_WRITTEN TASK_.
Copy out each line of the data that holds the word "color".

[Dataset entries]

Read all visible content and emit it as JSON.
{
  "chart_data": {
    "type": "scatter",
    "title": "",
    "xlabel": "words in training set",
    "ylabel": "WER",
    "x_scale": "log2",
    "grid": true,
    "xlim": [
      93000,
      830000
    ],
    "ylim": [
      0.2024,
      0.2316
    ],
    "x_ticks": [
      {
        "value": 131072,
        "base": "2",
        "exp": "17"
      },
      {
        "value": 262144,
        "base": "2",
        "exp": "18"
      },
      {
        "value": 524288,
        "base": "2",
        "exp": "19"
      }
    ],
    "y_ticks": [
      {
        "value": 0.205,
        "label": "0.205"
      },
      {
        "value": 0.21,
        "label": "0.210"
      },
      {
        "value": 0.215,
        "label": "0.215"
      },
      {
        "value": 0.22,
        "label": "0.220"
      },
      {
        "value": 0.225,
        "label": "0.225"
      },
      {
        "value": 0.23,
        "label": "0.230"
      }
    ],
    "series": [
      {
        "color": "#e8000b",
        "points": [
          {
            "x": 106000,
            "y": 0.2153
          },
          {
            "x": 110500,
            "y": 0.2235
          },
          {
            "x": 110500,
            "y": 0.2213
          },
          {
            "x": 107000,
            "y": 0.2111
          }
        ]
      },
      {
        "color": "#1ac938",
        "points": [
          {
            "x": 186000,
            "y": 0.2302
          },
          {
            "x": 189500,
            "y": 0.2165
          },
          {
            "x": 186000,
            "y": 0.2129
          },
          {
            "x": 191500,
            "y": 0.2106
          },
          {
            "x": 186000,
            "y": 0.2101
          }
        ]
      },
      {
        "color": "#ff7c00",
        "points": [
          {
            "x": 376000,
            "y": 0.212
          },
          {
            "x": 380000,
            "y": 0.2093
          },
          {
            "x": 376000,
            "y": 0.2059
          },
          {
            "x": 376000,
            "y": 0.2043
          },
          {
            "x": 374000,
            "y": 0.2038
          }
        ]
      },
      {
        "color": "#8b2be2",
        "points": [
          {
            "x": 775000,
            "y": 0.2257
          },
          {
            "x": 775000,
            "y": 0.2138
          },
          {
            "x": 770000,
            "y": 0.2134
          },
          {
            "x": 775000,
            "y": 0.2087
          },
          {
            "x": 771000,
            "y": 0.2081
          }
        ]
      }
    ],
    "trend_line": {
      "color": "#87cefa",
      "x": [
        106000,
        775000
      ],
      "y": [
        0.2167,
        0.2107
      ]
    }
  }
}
--
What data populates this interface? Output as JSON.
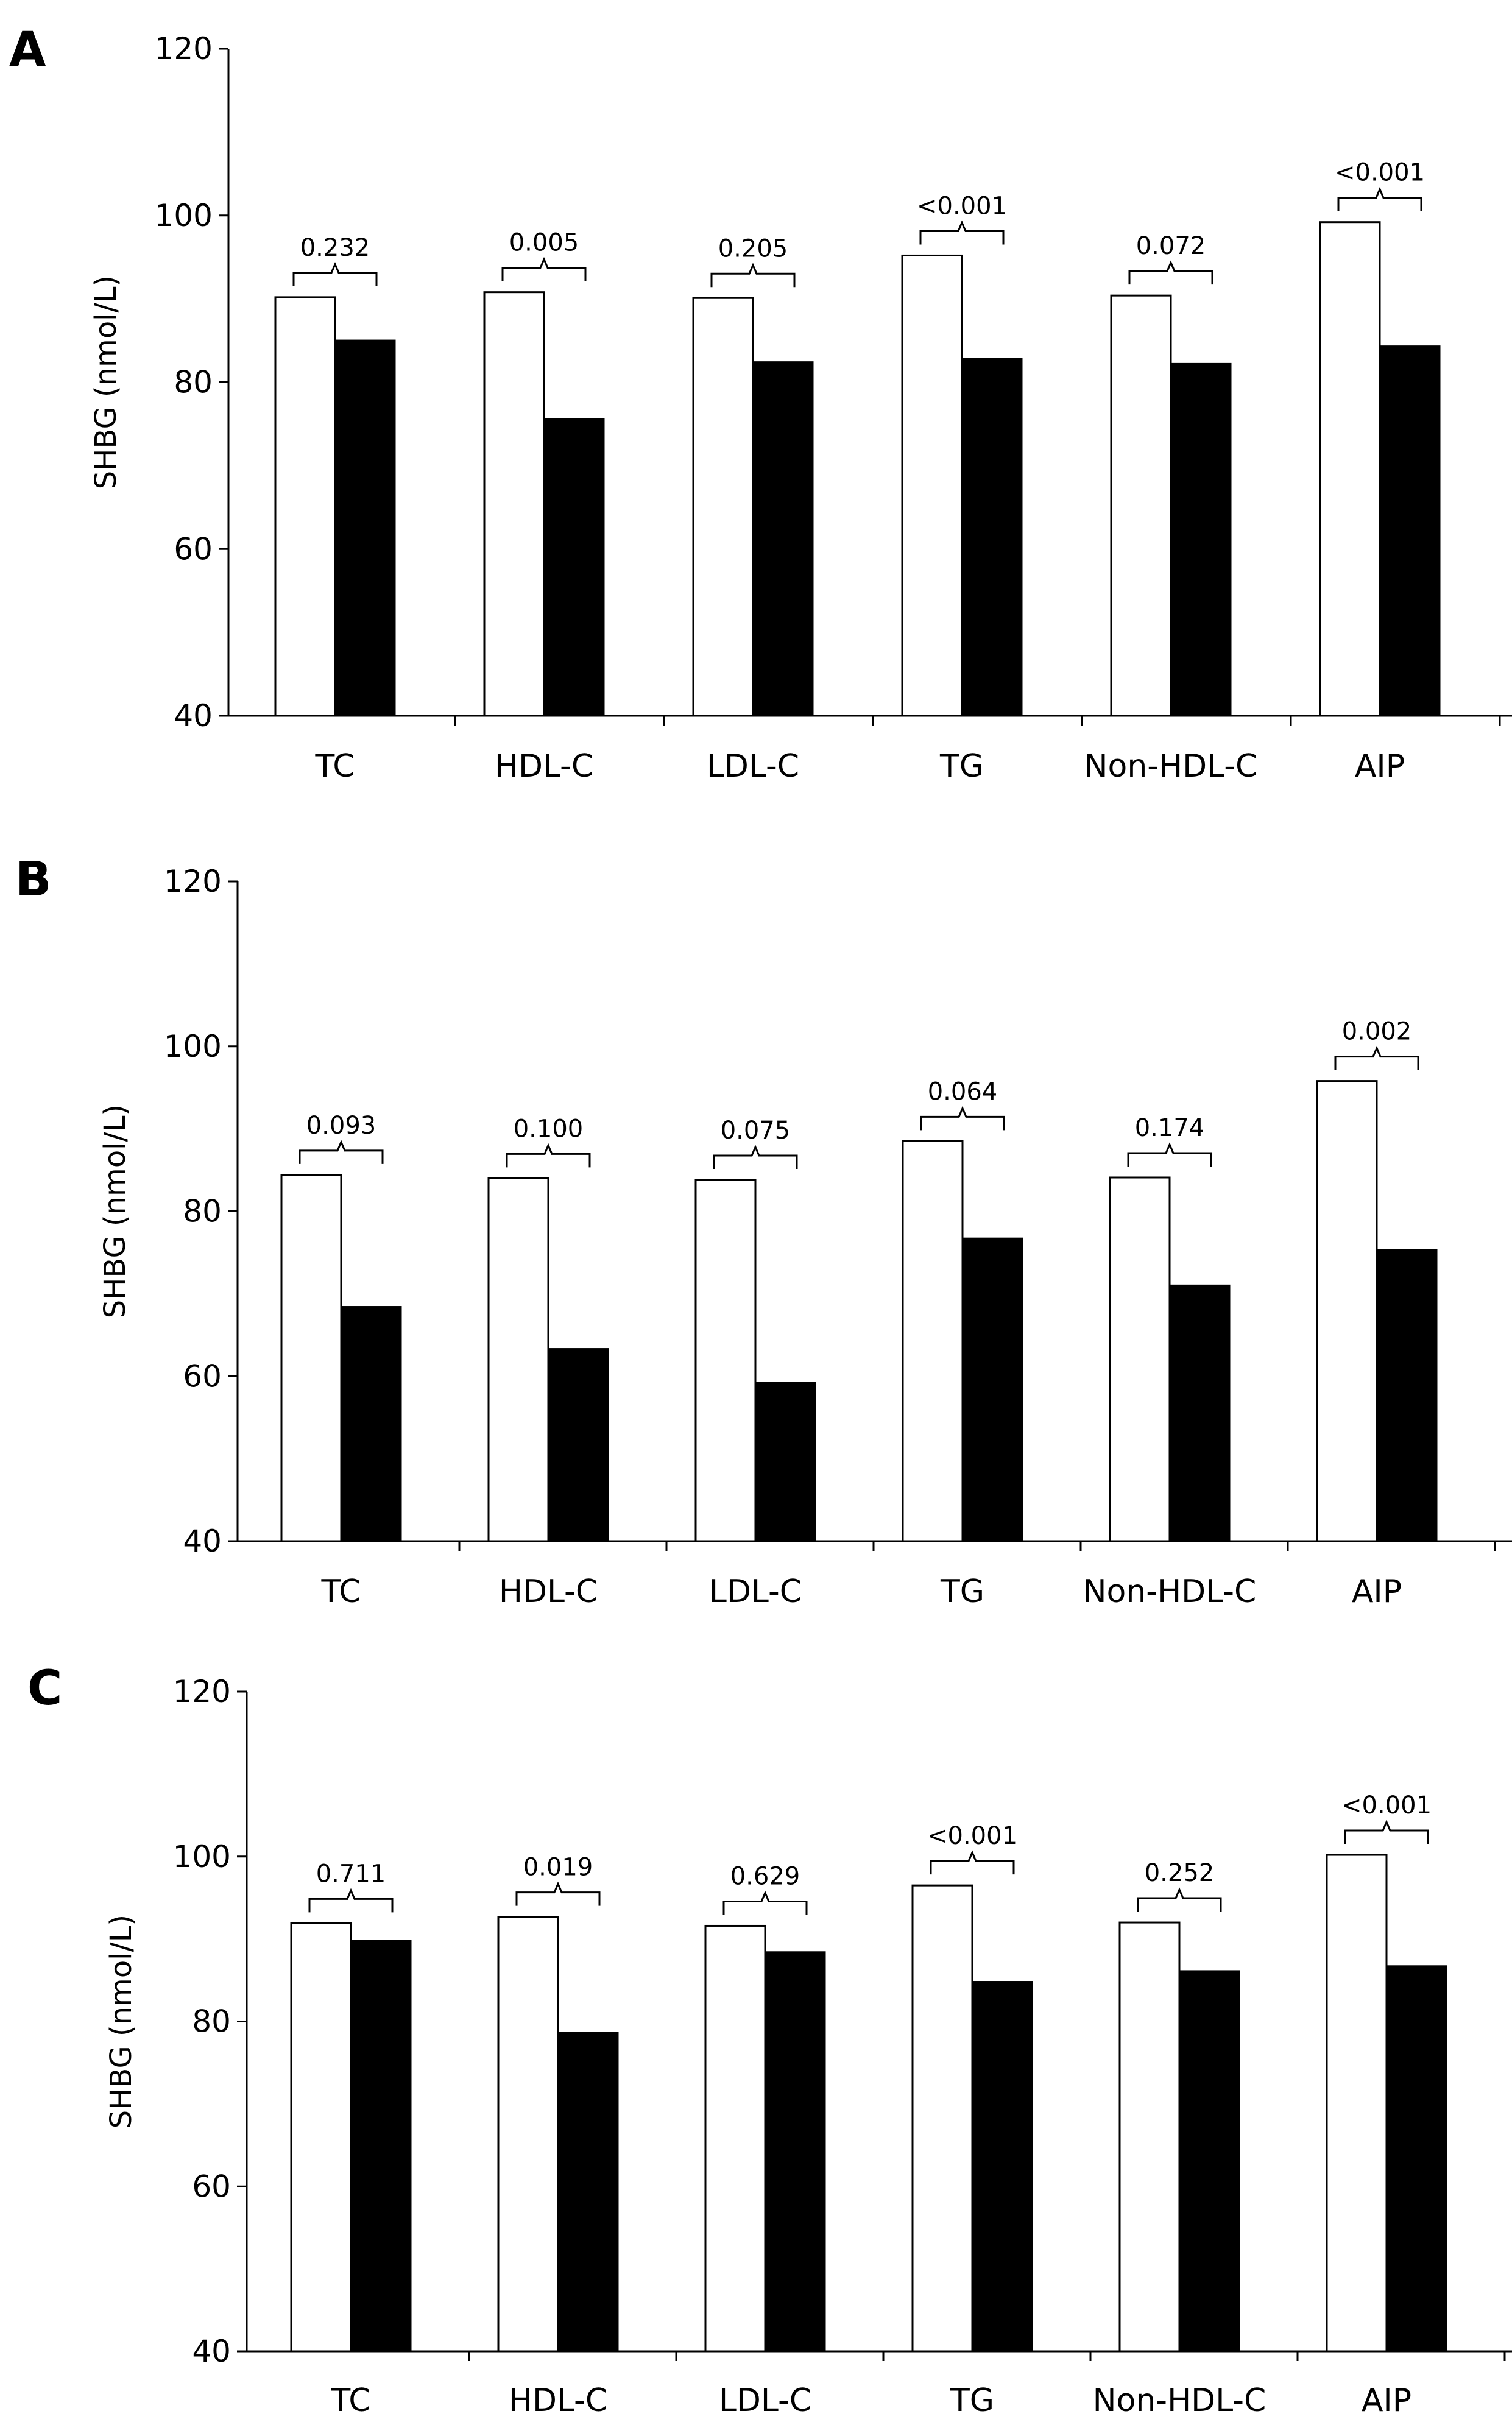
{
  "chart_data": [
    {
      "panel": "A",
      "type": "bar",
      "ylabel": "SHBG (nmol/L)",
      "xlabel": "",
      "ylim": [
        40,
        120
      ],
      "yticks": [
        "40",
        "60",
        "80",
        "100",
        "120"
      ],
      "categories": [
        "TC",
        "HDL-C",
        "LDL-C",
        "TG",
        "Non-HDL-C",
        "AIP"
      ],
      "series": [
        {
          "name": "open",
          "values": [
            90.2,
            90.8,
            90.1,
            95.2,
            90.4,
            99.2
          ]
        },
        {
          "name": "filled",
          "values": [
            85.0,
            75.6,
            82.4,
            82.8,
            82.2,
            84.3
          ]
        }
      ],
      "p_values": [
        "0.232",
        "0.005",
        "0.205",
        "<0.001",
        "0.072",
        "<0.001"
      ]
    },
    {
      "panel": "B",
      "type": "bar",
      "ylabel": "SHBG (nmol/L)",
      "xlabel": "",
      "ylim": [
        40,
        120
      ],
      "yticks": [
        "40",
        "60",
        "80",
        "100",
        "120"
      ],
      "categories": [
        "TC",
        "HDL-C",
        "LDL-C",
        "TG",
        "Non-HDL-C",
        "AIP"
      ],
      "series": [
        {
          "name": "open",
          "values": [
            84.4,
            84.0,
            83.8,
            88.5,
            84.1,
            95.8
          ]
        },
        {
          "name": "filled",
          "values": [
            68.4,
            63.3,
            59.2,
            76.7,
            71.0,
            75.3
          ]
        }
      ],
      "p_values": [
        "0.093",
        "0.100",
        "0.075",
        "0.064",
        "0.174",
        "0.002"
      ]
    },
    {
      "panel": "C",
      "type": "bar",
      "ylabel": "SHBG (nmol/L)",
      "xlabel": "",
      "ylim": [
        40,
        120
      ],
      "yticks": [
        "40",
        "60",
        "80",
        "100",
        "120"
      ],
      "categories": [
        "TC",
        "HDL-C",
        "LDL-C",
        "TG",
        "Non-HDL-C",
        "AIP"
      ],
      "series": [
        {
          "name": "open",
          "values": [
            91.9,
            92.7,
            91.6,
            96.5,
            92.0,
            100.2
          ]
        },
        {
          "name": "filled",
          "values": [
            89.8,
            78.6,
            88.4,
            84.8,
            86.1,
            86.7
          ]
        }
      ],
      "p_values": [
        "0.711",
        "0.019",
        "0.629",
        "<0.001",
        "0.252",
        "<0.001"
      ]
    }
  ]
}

_COMPLETE RESPONSE_.
        "color": "#e8000b",
        "color": "#1ac938",
        "color": "#ff7c00",
        "color": "#8b2be2",
      "color": "#87cefa",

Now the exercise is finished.